[start RECORD EXCERPTS]

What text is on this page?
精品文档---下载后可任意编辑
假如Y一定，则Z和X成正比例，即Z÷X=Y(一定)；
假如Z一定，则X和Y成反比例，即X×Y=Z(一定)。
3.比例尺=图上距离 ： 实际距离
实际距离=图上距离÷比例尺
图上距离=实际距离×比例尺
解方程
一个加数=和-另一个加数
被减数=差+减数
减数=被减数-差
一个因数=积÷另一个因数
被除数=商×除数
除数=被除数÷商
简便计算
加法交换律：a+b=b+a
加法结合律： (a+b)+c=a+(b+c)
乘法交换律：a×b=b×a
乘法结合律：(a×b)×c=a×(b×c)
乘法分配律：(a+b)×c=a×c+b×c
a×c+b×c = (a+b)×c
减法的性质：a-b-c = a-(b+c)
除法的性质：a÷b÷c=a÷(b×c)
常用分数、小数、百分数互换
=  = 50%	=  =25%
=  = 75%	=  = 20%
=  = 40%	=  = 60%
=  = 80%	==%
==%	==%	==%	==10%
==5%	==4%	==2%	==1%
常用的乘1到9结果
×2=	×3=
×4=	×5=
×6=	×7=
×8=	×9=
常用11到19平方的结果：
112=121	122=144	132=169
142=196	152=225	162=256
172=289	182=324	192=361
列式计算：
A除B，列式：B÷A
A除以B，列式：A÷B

[end RECORD EXCERPTS]

■ WORK REQUIRED ■
Tally how many lines of the material contain the word "实际距离". The answer must be the number and nothing else.

■ FINAL RESULT ■
3